Comb the records below for the string "screenshot" and copy each line where it turns up.
□ □ □ □ □
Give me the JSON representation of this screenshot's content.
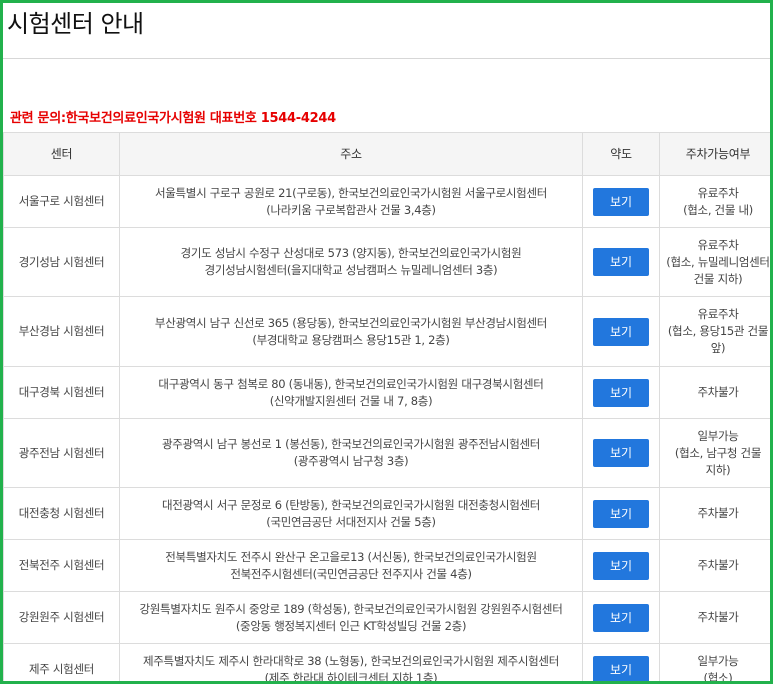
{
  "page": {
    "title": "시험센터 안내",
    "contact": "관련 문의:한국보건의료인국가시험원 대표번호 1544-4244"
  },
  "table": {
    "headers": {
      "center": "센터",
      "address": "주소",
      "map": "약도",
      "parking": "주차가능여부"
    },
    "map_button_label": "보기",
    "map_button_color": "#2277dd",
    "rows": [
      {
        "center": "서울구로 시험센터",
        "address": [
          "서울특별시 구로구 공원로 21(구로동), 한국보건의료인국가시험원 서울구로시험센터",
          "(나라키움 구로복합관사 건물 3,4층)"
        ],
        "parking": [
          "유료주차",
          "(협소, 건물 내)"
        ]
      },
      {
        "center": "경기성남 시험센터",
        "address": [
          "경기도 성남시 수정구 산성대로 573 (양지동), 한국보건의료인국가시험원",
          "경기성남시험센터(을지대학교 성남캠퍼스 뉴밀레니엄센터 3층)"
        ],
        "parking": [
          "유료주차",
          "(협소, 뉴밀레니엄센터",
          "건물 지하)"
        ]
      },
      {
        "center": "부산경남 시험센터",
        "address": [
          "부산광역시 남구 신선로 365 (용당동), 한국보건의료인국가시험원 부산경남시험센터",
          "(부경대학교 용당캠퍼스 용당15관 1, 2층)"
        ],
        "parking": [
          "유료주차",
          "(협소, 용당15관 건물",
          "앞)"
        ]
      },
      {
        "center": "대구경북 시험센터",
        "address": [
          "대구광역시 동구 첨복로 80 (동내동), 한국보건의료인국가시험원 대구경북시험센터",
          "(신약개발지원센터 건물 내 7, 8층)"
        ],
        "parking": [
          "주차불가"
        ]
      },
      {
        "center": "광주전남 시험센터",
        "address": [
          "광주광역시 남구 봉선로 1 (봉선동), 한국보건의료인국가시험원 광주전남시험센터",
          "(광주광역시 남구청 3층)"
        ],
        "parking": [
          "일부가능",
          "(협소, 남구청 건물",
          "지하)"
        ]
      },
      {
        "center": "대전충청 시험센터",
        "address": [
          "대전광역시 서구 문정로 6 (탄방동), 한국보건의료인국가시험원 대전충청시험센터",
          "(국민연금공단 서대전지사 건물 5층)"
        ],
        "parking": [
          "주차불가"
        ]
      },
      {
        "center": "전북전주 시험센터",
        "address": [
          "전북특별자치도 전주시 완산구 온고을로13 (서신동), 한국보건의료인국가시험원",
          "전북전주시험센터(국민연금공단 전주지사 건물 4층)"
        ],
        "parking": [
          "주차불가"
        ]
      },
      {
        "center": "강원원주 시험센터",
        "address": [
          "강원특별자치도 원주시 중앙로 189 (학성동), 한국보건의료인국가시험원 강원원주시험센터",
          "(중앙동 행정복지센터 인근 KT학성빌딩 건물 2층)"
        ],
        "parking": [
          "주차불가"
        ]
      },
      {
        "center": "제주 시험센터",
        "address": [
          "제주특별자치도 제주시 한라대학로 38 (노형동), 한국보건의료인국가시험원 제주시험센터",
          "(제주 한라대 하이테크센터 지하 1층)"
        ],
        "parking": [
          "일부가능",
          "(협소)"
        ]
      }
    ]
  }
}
□ □ □ □ □
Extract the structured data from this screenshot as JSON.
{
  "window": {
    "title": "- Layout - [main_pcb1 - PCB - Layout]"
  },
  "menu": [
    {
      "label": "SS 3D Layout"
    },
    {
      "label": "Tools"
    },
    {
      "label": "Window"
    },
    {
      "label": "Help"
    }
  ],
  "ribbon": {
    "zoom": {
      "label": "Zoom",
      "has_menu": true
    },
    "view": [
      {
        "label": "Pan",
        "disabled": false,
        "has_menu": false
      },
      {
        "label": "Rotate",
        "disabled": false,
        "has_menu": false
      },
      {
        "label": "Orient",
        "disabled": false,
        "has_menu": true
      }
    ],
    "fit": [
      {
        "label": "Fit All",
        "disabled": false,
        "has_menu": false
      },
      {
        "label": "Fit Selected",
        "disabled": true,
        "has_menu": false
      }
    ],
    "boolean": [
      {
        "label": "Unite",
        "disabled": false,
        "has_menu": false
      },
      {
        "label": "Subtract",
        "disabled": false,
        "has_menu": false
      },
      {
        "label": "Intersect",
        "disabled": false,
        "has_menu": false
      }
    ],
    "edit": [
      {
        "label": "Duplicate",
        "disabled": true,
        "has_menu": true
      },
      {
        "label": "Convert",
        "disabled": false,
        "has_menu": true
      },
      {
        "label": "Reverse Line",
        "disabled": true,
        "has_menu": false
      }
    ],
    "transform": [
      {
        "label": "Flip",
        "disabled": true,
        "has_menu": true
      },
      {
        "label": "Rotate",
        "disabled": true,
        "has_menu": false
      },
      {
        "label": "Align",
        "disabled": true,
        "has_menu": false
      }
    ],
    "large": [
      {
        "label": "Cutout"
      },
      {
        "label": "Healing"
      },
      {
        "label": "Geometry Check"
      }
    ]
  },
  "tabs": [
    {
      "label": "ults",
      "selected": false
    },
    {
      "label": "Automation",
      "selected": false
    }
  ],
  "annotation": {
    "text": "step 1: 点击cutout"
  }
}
□ □ □ □ □
• [Response]:
Give me the JSON representation of this screenshot's content.
Extract the structured data from this screenshot as JSON.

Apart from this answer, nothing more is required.